- [REQUIREMENTS]:
Below are the records. List every line holding the word "Correct".

- [PROVIDED DATA]:
_ _ _ _ _
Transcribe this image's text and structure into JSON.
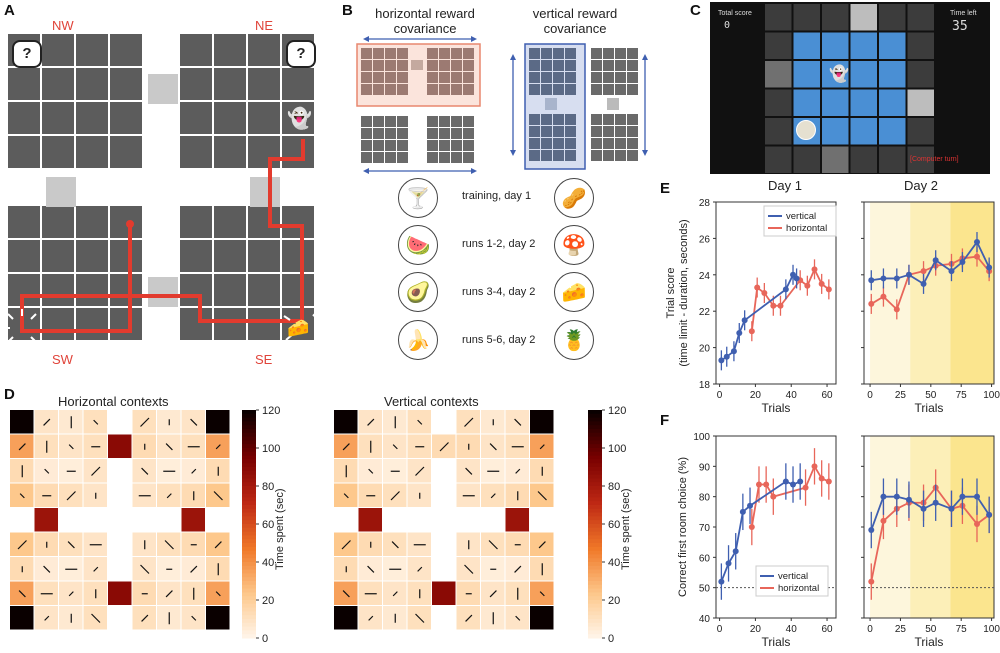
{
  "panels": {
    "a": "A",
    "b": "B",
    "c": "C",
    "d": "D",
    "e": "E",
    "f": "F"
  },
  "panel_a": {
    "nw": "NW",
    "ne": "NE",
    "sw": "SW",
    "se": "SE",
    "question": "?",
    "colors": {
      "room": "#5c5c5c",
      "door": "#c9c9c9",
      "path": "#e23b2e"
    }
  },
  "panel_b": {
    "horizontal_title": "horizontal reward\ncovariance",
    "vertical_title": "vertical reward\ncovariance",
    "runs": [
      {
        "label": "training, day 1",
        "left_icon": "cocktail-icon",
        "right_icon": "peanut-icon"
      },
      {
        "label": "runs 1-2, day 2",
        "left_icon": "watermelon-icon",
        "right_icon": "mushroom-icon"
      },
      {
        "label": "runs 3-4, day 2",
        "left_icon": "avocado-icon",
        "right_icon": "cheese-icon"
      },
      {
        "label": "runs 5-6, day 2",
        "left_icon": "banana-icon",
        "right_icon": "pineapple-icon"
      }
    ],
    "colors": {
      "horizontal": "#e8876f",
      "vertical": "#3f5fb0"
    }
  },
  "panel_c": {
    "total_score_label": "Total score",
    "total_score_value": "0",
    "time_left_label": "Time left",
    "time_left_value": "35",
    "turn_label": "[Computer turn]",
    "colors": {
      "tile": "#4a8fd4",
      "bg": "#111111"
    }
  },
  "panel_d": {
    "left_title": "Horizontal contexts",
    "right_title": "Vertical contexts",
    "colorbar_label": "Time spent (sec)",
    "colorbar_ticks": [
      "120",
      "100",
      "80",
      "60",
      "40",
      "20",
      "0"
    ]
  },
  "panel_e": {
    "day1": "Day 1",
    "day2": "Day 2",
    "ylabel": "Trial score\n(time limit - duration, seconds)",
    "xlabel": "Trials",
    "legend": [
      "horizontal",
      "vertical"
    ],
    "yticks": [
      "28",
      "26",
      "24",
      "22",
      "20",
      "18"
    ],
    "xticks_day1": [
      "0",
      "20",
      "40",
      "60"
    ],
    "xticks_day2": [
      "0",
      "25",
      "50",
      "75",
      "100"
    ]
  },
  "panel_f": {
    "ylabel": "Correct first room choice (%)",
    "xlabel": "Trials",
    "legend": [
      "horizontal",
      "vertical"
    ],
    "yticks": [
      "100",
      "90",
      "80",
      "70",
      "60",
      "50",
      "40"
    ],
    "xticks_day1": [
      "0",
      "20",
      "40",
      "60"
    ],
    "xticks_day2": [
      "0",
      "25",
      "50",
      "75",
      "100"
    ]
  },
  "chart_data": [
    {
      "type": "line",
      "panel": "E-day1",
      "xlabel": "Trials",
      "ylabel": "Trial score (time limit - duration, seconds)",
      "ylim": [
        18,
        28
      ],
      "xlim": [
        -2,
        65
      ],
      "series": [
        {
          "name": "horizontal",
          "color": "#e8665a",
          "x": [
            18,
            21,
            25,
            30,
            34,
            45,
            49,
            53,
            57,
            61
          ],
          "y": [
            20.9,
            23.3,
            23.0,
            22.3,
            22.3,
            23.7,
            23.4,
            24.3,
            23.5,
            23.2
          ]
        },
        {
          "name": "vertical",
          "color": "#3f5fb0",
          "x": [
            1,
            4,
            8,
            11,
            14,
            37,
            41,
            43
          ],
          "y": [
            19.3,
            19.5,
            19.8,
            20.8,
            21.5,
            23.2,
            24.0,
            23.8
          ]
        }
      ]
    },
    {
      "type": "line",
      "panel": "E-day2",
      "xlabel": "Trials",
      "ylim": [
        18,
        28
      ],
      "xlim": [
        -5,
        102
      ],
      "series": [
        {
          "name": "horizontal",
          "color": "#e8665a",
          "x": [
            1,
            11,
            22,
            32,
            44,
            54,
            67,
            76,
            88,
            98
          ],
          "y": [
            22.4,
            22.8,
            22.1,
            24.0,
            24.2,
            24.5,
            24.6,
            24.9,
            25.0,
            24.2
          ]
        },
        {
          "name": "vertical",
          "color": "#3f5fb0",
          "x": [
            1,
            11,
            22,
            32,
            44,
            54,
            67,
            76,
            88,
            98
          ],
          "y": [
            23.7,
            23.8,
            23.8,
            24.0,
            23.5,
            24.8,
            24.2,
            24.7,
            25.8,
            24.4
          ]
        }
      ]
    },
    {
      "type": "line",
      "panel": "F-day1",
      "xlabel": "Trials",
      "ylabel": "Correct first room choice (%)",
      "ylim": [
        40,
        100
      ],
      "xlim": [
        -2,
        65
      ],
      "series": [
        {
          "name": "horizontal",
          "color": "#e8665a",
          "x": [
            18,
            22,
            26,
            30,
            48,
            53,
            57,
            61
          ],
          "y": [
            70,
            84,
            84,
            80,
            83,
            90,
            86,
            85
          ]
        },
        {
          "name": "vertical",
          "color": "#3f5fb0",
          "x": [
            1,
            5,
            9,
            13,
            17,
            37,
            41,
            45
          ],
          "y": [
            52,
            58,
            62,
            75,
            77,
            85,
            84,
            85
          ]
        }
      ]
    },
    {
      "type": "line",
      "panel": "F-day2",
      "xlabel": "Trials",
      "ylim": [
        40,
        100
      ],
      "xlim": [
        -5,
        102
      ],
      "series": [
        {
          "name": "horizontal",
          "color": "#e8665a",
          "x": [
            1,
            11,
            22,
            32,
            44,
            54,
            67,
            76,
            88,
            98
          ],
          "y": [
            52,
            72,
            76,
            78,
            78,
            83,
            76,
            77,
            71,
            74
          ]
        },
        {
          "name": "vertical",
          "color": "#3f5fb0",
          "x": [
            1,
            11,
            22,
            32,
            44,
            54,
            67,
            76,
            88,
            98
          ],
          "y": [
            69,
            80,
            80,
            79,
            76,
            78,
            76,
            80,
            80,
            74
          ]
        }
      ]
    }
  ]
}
_ _ _ _ _
- [SOLUTION TO THIS EXERCISE]:
    "ylabel": "Correct first room choice (%)",
      "ylabel": "Correct first room choice (%)",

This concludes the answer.